# What is asked
In the listing below, count the lines containing the string "JSON" and state only the number.
— BEGIN Given records —
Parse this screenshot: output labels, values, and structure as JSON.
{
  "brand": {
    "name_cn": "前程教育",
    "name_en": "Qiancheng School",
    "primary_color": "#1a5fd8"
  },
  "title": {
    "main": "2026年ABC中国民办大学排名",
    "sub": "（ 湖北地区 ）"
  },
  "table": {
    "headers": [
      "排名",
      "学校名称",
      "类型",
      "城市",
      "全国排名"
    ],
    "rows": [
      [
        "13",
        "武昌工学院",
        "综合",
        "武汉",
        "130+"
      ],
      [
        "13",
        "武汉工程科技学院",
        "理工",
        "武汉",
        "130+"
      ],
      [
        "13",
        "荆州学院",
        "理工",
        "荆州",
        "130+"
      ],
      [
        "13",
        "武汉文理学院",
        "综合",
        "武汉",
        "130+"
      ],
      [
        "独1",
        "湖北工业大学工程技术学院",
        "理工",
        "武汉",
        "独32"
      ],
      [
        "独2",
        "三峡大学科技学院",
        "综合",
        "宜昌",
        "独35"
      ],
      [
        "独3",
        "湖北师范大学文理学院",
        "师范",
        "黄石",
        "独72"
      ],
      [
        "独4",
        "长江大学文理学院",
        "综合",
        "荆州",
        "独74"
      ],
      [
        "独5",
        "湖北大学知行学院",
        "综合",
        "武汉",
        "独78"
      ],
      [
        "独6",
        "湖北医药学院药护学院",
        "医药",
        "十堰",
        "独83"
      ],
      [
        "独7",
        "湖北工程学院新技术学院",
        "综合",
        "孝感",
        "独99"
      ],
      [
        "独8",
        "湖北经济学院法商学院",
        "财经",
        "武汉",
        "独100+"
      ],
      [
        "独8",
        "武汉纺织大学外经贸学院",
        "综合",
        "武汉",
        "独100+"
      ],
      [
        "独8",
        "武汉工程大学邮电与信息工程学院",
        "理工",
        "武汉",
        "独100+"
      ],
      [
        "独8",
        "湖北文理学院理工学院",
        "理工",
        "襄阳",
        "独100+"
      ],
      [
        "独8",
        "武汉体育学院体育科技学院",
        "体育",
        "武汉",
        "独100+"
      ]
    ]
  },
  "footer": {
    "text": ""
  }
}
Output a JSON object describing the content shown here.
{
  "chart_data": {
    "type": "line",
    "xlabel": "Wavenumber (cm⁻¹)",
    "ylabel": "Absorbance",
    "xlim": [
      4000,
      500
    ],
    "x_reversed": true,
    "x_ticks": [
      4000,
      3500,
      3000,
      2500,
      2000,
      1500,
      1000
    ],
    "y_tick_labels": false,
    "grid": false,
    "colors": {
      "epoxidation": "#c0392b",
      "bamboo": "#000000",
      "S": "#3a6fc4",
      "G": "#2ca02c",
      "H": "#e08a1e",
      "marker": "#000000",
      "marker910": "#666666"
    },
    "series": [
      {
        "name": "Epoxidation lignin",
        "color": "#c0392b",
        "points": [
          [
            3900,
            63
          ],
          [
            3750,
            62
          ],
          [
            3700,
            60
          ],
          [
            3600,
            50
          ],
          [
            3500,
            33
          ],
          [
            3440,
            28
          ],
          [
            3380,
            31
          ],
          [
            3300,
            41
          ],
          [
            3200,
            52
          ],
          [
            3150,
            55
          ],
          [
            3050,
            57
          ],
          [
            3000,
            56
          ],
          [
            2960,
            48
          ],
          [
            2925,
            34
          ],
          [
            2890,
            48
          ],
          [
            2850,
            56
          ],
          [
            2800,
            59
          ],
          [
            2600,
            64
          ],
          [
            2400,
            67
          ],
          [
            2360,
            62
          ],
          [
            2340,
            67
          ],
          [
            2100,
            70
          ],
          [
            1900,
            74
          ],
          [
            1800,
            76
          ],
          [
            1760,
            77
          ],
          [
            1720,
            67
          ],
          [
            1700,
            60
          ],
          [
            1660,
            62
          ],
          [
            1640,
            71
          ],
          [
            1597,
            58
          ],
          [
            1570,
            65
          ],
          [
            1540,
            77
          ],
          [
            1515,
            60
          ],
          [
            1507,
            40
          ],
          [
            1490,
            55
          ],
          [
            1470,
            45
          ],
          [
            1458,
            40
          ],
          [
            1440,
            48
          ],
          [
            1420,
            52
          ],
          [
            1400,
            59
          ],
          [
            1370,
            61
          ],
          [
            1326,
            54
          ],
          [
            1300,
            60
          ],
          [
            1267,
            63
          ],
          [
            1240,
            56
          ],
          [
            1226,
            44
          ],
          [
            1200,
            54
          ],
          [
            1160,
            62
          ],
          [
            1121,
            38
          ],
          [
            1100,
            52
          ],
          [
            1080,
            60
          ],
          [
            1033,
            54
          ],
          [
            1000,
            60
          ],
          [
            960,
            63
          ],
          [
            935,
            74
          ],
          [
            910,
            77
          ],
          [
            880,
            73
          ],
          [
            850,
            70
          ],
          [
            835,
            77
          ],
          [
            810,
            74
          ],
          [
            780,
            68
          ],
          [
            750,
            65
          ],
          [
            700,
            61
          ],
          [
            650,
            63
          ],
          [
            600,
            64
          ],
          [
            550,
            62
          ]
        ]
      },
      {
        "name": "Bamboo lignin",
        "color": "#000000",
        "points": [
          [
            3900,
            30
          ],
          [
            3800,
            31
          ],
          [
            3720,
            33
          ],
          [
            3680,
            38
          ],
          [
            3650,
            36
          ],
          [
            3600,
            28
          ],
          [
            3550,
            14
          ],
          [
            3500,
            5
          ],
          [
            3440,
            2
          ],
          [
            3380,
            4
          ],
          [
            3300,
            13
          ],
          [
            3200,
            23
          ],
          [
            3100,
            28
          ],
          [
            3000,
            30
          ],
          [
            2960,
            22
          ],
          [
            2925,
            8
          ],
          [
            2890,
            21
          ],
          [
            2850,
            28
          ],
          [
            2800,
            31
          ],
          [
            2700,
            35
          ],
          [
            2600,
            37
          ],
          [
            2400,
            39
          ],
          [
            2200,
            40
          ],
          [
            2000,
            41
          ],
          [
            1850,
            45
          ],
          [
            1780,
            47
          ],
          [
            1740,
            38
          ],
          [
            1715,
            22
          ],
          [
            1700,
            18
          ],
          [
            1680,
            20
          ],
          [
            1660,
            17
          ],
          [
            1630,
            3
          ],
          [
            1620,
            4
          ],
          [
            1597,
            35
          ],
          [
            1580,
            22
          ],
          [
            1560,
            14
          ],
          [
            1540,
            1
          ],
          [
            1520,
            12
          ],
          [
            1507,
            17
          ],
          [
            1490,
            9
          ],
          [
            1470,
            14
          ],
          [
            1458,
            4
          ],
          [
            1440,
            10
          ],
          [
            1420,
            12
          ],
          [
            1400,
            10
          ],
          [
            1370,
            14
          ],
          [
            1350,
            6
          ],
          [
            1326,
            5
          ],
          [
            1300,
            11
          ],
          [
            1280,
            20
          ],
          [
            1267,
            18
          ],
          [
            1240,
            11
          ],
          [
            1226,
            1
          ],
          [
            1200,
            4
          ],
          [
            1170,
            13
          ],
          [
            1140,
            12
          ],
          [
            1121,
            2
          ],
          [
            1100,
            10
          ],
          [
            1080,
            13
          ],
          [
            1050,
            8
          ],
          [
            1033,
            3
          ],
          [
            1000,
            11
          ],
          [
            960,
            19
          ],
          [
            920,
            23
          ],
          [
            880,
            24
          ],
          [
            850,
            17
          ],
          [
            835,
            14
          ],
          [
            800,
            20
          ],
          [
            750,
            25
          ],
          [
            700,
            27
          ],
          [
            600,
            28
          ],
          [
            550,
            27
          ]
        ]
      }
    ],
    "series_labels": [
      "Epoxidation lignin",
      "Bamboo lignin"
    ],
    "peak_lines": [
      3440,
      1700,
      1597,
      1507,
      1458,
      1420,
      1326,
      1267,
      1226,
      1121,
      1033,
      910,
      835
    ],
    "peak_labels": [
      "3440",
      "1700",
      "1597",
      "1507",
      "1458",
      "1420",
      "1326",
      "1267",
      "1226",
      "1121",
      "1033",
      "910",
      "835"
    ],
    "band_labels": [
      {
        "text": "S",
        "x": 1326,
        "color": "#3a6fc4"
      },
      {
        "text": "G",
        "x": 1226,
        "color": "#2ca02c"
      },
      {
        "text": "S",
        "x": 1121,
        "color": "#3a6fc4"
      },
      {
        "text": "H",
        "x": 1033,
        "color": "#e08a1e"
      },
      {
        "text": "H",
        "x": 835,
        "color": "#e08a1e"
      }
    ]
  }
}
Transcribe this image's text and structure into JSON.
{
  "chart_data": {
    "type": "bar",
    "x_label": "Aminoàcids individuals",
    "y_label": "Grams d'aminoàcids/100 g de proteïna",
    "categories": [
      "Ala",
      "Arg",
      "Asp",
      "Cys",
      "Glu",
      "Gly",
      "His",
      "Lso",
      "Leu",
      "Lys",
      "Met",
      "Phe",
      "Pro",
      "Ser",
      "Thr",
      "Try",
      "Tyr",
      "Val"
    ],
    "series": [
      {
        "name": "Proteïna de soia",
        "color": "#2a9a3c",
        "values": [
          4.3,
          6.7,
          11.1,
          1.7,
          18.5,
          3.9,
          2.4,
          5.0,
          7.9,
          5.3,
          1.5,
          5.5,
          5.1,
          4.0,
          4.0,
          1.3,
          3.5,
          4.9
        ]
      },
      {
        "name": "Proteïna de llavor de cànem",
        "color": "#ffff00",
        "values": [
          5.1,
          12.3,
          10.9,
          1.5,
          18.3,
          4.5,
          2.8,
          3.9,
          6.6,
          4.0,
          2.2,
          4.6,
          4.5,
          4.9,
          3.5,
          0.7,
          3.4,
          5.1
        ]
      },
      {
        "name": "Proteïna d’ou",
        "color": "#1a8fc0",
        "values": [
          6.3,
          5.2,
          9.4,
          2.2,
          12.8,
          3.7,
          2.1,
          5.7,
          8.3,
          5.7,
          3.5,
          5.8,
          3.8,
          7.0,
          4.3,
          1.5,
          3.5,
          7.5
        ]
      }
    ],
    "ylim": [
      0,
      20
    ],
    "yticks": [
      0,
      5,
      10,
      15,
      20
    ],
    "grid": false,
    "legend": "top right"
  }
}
— END Given records —
# Worked answer
3